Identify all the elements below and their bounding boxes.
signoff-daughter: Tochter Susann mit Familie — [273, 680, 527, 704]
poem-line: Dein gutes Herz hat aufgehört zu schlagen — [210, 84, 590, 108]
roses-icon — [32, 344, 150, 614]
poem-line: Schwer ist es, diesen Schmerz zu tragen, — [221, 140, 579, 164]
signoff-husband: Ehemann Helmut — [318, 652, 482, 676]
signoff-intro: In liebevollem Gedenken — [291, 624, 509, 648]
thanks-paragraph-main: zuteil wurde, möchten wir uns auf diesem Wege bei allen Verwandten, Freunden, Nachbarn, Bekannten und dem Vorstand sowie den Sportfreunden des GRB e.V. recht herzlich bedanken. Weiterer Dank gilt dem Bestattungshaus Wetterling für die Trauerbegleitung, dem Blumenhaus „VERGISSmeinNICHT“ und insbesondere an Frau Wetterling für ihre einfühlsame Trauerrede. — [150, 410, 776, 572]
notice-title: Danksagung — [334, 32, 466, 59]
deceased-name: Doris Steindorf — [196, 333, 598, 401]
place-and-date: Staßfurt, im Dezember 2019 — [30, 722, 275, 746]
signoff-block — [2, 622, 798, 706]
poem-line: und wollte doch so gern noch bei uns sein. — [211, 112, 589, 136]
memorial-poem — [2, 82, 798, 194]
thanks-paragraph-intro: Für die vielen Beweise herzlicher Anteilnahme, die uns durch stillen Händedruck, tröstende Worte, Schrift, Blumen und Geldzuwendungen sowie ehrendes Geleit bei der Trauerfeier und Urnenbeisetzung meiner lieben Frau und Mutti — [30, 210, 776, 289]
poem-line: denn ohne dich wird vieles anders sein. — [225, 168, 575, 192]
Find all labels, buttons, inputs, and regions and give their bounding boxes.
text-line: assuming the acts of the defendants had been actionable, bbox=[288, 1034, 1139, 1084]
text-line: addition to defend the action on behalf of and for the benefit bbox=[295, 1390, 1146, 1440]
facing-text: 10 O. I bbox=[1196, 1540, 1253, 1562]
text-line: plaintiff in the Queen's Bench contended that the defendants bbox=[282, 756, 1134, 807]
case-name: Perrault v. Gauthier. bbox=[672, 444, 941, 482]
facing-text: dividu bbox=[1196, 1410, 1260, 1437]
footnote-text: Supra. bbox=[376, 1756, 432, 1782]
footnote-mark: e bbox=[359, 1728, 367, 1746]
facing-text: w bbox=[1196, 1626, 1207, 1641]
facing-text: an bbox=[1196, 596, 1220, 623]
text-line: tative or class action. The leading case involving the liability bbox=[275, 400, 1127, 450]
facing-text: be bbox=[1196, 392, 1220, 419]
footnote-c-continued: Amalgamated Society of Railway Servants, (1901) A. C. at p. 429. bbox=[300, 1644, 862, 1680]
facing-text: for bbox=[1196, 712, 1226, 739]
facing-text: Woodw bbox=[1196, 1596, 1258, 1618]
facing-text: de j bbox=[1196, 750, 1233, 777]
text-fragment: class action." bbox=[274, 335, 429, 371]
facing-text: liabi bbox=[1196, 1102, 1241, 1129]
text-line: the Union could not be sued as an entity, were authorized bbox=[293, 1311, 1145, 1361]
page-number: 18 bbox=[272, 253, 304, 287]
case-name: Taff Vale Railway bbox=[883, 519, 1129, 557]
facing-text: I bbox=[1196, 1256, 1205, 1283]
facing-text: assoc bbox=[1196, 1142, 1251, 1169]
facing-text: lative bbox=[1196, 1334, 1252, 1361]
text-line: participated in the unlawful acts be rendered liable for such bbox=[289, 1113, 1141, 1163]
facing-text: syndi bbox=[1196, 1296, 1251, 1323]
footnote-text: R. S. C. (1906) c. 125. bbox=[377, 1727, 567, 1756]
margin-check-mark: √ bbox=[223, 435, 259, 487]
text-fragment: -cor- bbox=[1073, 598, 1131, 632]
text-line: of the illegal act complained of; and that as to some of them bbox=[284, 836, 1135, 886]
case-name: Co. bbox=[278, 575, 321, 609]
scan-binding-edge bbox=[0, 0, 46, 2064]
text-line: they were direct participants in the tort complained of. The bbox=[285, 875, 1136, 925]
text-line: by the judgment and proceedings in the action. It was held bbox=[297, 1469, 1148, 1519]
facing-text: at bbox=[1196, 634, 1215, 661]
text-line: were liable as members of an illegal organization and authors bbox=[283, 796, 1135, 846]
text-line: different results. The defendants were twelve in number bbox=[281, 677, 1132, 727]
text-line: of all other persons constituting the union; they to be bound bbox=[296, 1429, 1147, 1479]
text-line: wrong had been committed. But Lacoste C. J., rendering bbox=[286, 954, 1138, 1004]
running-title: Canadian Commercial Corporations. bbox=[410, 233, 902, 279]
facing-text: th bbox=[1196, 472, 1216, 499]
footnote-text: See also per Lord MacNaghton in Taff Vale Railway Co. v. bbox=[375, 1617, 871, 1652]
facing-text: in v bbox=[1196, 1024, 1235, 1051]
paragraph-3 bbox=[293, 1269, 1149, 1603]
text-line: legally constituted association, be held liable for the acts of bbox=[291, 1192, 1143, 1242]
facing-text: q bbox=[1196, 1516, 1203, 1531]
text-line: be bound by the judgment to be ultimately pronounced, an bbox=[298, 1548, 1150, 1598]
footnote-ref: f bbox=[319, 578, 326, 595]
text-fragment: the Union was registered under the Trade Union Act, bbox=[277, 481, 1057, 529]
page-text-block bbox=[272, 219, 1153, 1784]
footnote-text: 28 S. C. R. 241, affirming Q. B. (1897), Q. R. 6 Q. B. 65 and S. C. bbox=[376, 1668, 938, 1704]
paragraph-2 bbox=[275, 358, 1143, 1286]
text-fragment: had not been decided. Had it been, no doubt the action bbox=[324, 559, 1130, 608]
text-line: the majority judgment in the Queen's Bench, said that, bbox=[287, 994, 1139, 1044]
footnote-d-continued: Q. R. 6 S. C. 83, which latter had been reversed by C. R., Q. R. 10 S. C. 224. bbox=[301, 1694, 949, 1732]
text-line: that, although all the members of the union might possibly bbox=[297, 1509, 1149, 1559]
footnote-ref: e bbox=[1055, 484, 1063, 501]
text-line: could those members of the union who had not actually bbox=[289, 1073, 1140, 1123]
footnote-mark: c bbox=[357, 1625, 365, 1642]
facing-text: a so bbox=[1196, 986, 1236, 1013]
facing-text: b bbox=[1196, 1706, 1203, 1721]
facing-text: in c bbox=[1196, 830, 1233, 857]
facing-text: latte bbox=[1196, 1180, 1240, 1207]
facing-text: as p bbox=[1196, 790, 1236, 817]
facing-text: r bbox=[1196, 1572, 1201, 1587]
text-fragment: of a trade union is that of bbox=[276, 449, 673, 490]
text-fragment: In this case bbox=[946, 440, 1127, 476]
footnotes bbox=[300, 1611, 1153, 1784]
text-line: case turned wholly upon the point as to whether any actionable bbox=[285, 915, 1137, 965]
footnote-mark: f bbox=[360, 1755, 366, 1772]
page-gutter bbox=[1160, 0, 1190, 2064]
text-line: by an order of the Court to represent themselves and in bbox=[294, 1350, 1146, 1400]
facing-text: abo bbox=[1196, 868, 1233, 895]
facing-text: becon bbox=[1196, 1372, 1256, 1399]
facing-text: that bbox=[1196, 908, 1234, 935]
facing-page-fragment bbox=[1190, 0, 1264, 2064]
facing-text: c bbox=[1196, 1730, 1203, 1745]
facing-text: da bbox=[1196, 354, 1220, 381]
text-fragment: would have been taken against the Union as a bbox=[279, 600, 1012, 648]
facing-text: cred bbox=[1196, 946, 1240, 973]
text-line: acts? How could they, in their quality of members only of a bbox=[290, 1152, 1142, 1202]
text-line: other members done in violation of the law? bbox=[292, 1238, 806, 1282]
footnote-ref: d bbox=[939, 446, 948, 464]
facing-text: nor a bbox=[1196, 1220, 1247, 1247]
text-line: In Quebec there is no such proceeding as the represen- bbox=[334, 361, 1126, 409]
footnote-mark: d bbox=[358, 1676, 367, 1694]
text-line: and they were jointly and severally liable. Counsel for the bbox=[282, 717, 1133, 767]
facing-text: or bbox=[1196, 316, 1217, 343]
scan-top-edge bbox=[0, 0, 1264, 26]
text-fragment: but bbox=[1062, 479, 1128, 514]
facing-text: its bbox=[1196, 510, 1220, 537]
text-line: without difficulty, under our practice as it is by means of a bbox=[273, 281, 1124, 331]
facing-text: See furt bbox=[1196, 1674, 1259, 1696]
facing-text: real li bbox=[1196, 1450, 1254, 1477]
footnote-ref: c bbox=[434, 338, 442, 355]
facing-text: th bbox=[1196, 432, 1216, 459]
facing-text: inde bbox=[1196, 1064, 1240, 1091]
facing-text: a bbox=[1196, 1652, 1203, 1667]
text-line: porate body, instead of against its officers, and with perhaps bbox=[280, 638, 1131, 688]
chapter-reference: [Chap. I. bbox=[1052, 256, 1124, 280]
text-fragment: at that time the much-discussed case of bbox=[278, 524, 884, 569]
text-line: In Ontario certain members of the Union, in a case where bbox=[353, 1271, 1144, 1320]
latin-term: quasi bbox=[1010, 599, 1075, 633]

▶ [Job]:
Can you duplicate, word for word, the part of the entries that opens with their very first line and closes with the line containing "signoff-intro: In liebevollem", including both of those lines?

▶ [Result of the task]:
Identify all the elements below and their bounding boxes.
signoff-daughter: Tochter Susann mit Familie — [273, 680, 527, 704]
poem-line: Dein gutes Herz hat aufgehört zu schlagen — [210, 84, 590, 108]
roses-icon — [32, 344, 150, 614]
poem-line: Schwer ist es, diesen Schmerz zu tragen, — [221, 140, 579, 164]
signoff-husband: Ehemann Helmut — [318, 652, 482, 676]
signoff-intro: In liebevollem Gedenken — [291, 624, 509, 648]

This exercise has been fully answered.